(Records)
────────────────────────────────────────
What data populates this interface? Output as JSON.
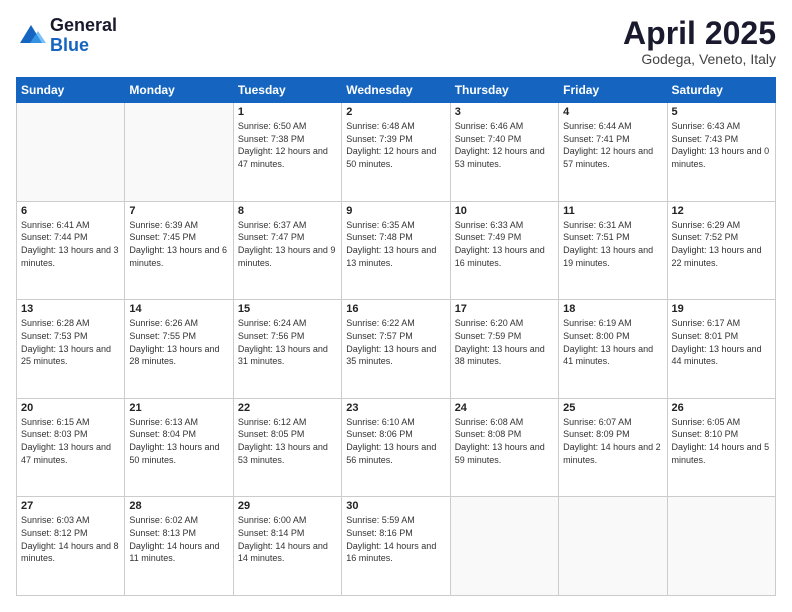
{
  "header": {
    "logo_general": "General",
    "logo_blue": "Blue",
    "month_title": "April 2025",
    "location": "Godega, Veneto, Italy"
  },
  "weekdays": [
    "Sunday",
    "Monday",
    "Tuesday",
    "Wednesday",
    "Thursday",
    "Friday",
    "Saturday"
  ],
  "weeks": [
    [
      {
        "day": "",
        "sunrise": "",
        "sunset": "",
        "daylight": ""
      },
      {
        "day": "",
        "sunrise": "",
        "sunset": "",
        "daylight": ""
      },
      {
        "day": "1",
        "sunrise": "Sunrise: 6:50 AM",
        "sunset": "Sunset: 7:38 PM",
        "daylight": "Daylight: 12 hours and 47 minutes."
      },
      {
        "day": "2",
        "sunrise": "Sunrise: 6:48 AM",
        "sunset": "Sunset: 7:39 PM",
        "daylight": "Daylight: 12 hours and 50 minutes."
      },
      {
        "day": "3",
        "sunrise": "Sunrise: 6:46 AM",
        "sunset": "Sunset: 7:40 PM",
        "daylight": "Daylight: 12 hours and 53 minutes."
      },
      {
        "day": "4",
        "sunrise": "Sunrise: 6:44 AM",
        "sunset": "Sunset: 7:41 PM",
        "daylight": "Daylight: 12 hours and 57 minutes."
      },
      {
        "day": "5",
        "sunrise": "Sunrise: 6:43 AM",
        "sunset": "Sunset: 7:43 PM",
        "daylight": "Daylight: 13 hours and 0 minutes."
      }
    ],
    [
      {
        "day": "6",
        "sunrise": "Sunrise: 6:41 AM",
        "sunset": "Sunset: 7:44 PM",
        "daylight": "Daylight: 13 hours and 3 minutes."
      },
      {
        "day": "7",
        "sunrise": "Sunrise: 6:39 AM",
        "sunset": "Sunset: 7:45 PM",
        "daylight": "Daylight: 13 hours and 6 minutes."
      },
      {
        "day": "8",
        "sunrise": "Sunrise: 6:37 AM",
        "sunset": "Sunset: 7:47 PM",
        "daylight": "Daylight: 13 hours and 9 minutes."
      },
      {
        "day": "9",
        "sunrise": "Sunrise: 6:35 AM",
        "sunset": "Sunset: 7:48 PM",
        "daylight": "Daylight: 13 hours and 13 minutes."
      },
      {
        "day": "10",
        "sunrise": "Sunrise: 6:33 AM",
        "sunset": "Sunset: 7:49 PM",
        "daylight": "Daylight: 13 hours and 16 minutes."
      },
      {
        "day": "11",
        "sunrise": "Sunrise: 6:31 AM",
        "sunset": "Sunset: 7:51 PM",
        "daylight": "Daylight: 13 hours and 19 minutes."
      },
      {
        "day": "12",
        "sunrise": "Sunrise: 6:29 AM",
        "sunset": "Sunset: 7:52 PM",
        "daylight": "Daylight: 13 hours and 22 minutes."
      }
    ],
    [
      {
        "day": "13",
        "sunrise": "Sunrise: 6:28 AM",
        "sunset": "Sunset: 7:53 PM",
        "daylight": "Daylight: 13 hours and 25 minutes."
      },
      {
        "day": "14",
        "sunrise": "Sunrise: 6:26 AM",
        "sunset": "Sunset: 7:55 PM",
        "daylight": "Daylight: 13 hours and 28 minutes."
      },
      {
        "day": "15",
        "sunrise": "Sunrise: 6:24 AM",
        "sunset": "Sunset: 7:56 PM",
        "daylight": "Daylight: 13 hours and 31 minutes."
      },
      {
        "day": "16",
        "sunrise": "Sunrise: 6:22 AM",
        "sunset": "Sunset: 7:57 PM",
        "daylight": "Daylight: 13 hours and 35 minutes."
      },
      {
        "day": "17",
        "sunrise": "Sunrise: 6:20 AM",
        "sunset": "Sunset: 7:59 PM",
        "daylight": "Daylight: 13 hours and 38 minutes."
      },
      {
        "day": "18",
        "sunrise": "Sunrise: 6:19 AM",
        "sunset": "Sunset: 8:00 PM",
        "daylight": "Daylight: 13 hours and 41 minutes."
      },
      {
        "day": "19",
        "sunrise": "Sunrise: 6:17 AM",
        "sunset": "Sunset: 8:01 PM",
        "daylight": "Daylight: 13 hours and 44 minutes."
      }
    ],
    [
      {
        "day": "20",
        "sunrise": "Sunrise: 6:15 AM",
        "sunset": "Sunset: 8:03 PM",
        "daylight": "Daylight: 13 hours and 47 minutes."
      },
      {
        "day": "21",
        "sunrise": "Sunrise: 6:13 AM",
        "sunset": "Sunset: 8:04 PM",
        "daylight": "Daylight: 13 hours and 50 minutes."
      },
      {
        "day": "22",
        "sunrise": "Sunrise: 6:12 AM",
        "sunset": "Sunset: 8:05 PM",
        "daylight": "Daylight: 13 hours and 53 minutes."
      },
      {
        "day": "23",
        "sunrise": "Sunrise: 6:10 AM",
        "sunset": "Sunset: 8:06 PM",
        "daylight": "Daylight: 13 hours and 56 minutes."
      },
      {
        "day": "24",
        "sunrise": "Sunrise: 6:08 AM",
        "sunset": "Sunset: 8:08 PM",
        "daylight": "Daylight: 13 hours and 59 minutes."
      },
      {
        "day": "25",
        "sunrise": "Sunrise: 6:07 AM",
        "sunset": "Sunset: 8:09 PM",
        "daylight": "Daylight: 14 hours and 2 minutes."
      },
      {
        "day": "26",
        "sunrise": "Sunrise: 6:05 AM",
        "sunset": "Sunset: 8:10 PM",
        "daylight": "Daylight: 14 hours and 5 minutes."
      }
    ],
    [
      {
        "day": "27",
        "sunrise": "Sunrise: 6:03 AM",
        "sunset": "Sunset: 8:12 PM",
        "daylight": "Daylight: 14 hours and 8 minutes."
      },
      {
        "day": "28",
        "sunrise": "Sunrise: 6:02 AM",
        "sunset": "Sunset: 8:13 PM",
        "daylight": "Daylight: 14 hours and 11 minutes."
      },
      {
        "day": "29",
        "sunrise": "Sunrise: 6:00 AM",
        "sunset": "Sunset: 8:14 PM",
        "daylight": "Daylight: 14 hours and 14 minutes."
      },
      {
        "day": "30",
        "sunrise": "Sunrise: 5:59 AM",
        "sunset": "Sunset: 8:16 PM",
        "daylight": "Daylight: 14 hours and 16 minutes."
      },
      {
        "day": "",
        "sunrise": "",
        "sunset": "",
        "daylight": ""
      },
      {
        "day": "",
        "sunrise": "",
        "sunset": "",
        "daylight": ""
      },
      {
        "day": "",
        "sunrise": "",
        "sunset": "",
        "daylight": ""
      }
    ]
  ]
}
────────────────────────────────────────
Restate each line of the records exactly; pictures do not belong in the copy.

What data populates this interface? Output as JSON.
{
  "header": {
    "logo_general": "General",
    "logo_blue": "Blue",
    "month_title": "April 2025",
    "location": "Godega, Veneto, Italy"
  },
  "weekdays": [
    "Sunday",
    "Monday",
    "Tuesday",
    "Wednesday",
    "Thursday",
    "Friday",
    "Saturday"
  ],
  "weeks": [
    [
      {
        "day": "",
        "sunrise": "",
        "sunset": "",
        "daylight": ""
      },
      {
        "day": "",
        "sunrise": "",
        "sunset": "",
        "daylight": ""
      },
      {
        "day": "1",
        "sunrise": "Sunrise: 6:50 AM",
        "sunset": "Sunset: 7:38 PM",
        "daylight": "Daylight: 12 hours and 47 minutes."
      },
      {
        "day": "2",
        "sunrise": "Sunrise: 6:48 AM",
        "sunset": "Sunset: 7:39 PM",
        "daylight": "Daylight: 12 hours and 50 minutes."
      },
      {
        "day": "3",
        "sunrise": "Sunrise: 6:46 AM",
        "sunset": "Sunset: 7:40 PM",
        "daylight": "Daylight: 12 hours and 53 minutes."
      },
      {
        "day": "4",
        "sunrise": "Sunrise: 6:44 AM",
        "sunset": "Sunset: 7:41 PM",
        "daylight": "Daylight: 12 hours and 57 minutes."
      },
      {
        "day": "5",
        "sunrise": "Sunrise: 6:43 AM",
        "sunset": "Sunset: 7:43 PM",
        "daylight": "Daylight: 13 hours and 0 minutes."
      }
    ],
    [
      {
        "day": "6",
        "sunrise": "Sunrise: 6:41 AM",
        "sunset": "Sunset: 7:44 PM",
        "daylight": "Daylight: 13 hours and 3 minutes."
      },
      {
        "day": "7",
        "sunrise": "Sunrise: 6:39 AM",
        "sunset": "Sunset: 7:45 PM",
        "daylight": "Daylight: 13 hours and 6 minutes."
      },
      {
        "day": "8",
        "sunrise": "Sunrise: 6:37 AM",
        "sunset": "Sunset: 7:47 PM",
        "daylight": "Daylight: 13 hours and 9 minutes."
      },
      {
        "day": "9",
        "sunrise": "Sunrise: 6:35 AM",
        "sunset": "Sunset: 7:48 PM",
        "daylight": "Daylight: 13 hours and 13 minutes."
      },
      {
        "day": "10",
        "sunrise": "Sunrise: 6:33 AM",
        "sunset": "Sunset: 7:49 PM",
        "daylight": "Daylight: 13 hours and 16 minutes."
      },
      {
        "day": "11",
        "sunrise": "Sunrise: 6:31 AM",
        "sunset": "Sunset: 7:51 PM",
        "daylight": "Daylight: 13 hours and 19 minutes."
      },
      {
        "day": "12",
        "sunrise": "Sunrise: 6:29 AM",
        "sunset": "Sunset: 7:52 PM",
        "daylight": "Daylight: 13 hours and 22 minutes."
      }
    ],
    [
      {
        "day": "13",
        "sunrise": "Sunrise: 6:28 AM",
        "sunset": "Sunset: 7:53 PM",
        "daylight": "Daylight: 13 hours and 25 minutes."
      },
      {
        "day": "14",
        "sunrise": "Sunrise: 6:26 AM",
        "sunset": "Sunset: 7:55 PM",
        "daylight": "Daylight: 13 hours and 28 minutes."
      },
      {
        "day": "15",
        "sunrise": "Sunrise: 6:24 AM",
        "sunset": "Sunset: 7:56 PM",
        "daylight": "Daylight: 13 hours and 31 minutes."
      },
      {
        "day": "16",
        "sunrise": "Sunrise: 6:22 AM",
        "sunset": "Sunset: 7:57 PM",
        "daylight": "Daylight: 13 hours and 35 minutes."
      },
      {
        "day": "17",
        "sunrise": "Sunrise: 6:20 AM",
        "sunset": "Sunset: 7:59 PM",
        "daylight": "Daylight: 13 hours and 38 minutes."
      },
      {
        "day": "18",
        "sunrise": "Sunrise: 6:19 AM",
        "sunset": "Sunset: 8:00 PM",
        "daylight": "Daylight: 13 hours and 41 minutes."
      },
      {
        "day": "19",
        "sunrise": "Sunrise: 6:17 AM",
        "sunset": "Sunset: 8:01 PM",
        "daylight": "Daylight: 13 hours and 44 minutes."
      }
    ],
    [
      {
        "day": "20",
        "sunrise": "Sunrise: 6:15 AM",
        "sunset": "Sunset: 8:03 PM",
        "daylight": "Daylight: 13 hours and 47 minutes."
      },
      {
        "day": "21",
        "sunrise": "Sunrise: 6:13 AM",
        "sunset": "Sunset: 8:04 PM",
        "daylight": "Daylight: 13 hours and 50 minutes."
      },
      {
        "day": "22",
        "sunrise": "Sunrise: 6:12 AM",
        "sunset": "Sunset: 8:05 PM",
        "daylight": "Daylight: 13 hours and 53 minutes."
      },
      {
        "day": "23",
        "sunrise": "Sunrise: 6:10 AM",
        "sunset": "Sunset: 8:06 PM",
        "daylight": "Daylight: 13 hours and 56 minutes."
      },
      {
        "day": "24",
        "sunrise": "Sunrise: 6:08 AM",
        "sunset": "Sunset: 8:08 PM",
        "daylight": "Daylight: 13 hours and 59 minutes."
      },
      {
        "day": "25",
        "sunrise": "Sunrise: 6:07 AM",
        "sunset": "Sunset: 8:09 PM",
        "daylight": "Daylight: 14 hours and 2 minutes."
      },
      {
        "day": "26",
        "sunrise": "Sunrise: 6:05 AM",
        "sunset": "Sunset: 8:10 PM",
        "daylight": "Daylight: 14 hours and 5 minutes."
      }
    ],
    [
      {
        "day": "27",
        "sunrise": "Sunrise: 6:03 AM",
        "sunset": "Sunset: 8:12 PM",
        "daylight": "Daylight: 14 hours and 8 minutes."
      },
      {
        "day": "28",
        "sunrise": "Sunrise: 6:02 AM",
        "sunset": "Sunset: 8:13 PM",
        "daylight": "Daylight: 14 hours and 11 minutes."
      },
      {
        "day": "29",
        "sunrise": "Sunrise: 6:00 AM",
        "sunset": "Sunset: 8:14 PM",
        "daylight": "Daylight: 14 hours and 14 minutes."
      },
      {
        "day": "30",
        "sunrise": "Sunrise: 5:59 AM",
        "sunset": "Sunset: 8:16 PM",
        "daylight": "Daylight: 14 hours and 16 minutes."
      },
      {
        "day": "",
        "sunrise": "",
        "sunset": "",
        "daylight": ""
      },
      {
        "day": "",
        "sunrise": "",
        "sunset": "",
        "daylight": ""
      },
      {
        "day": "",
        "sunrise": "",
        "sunset": "",
        "daylight": ""
      }
    ]
  ]
}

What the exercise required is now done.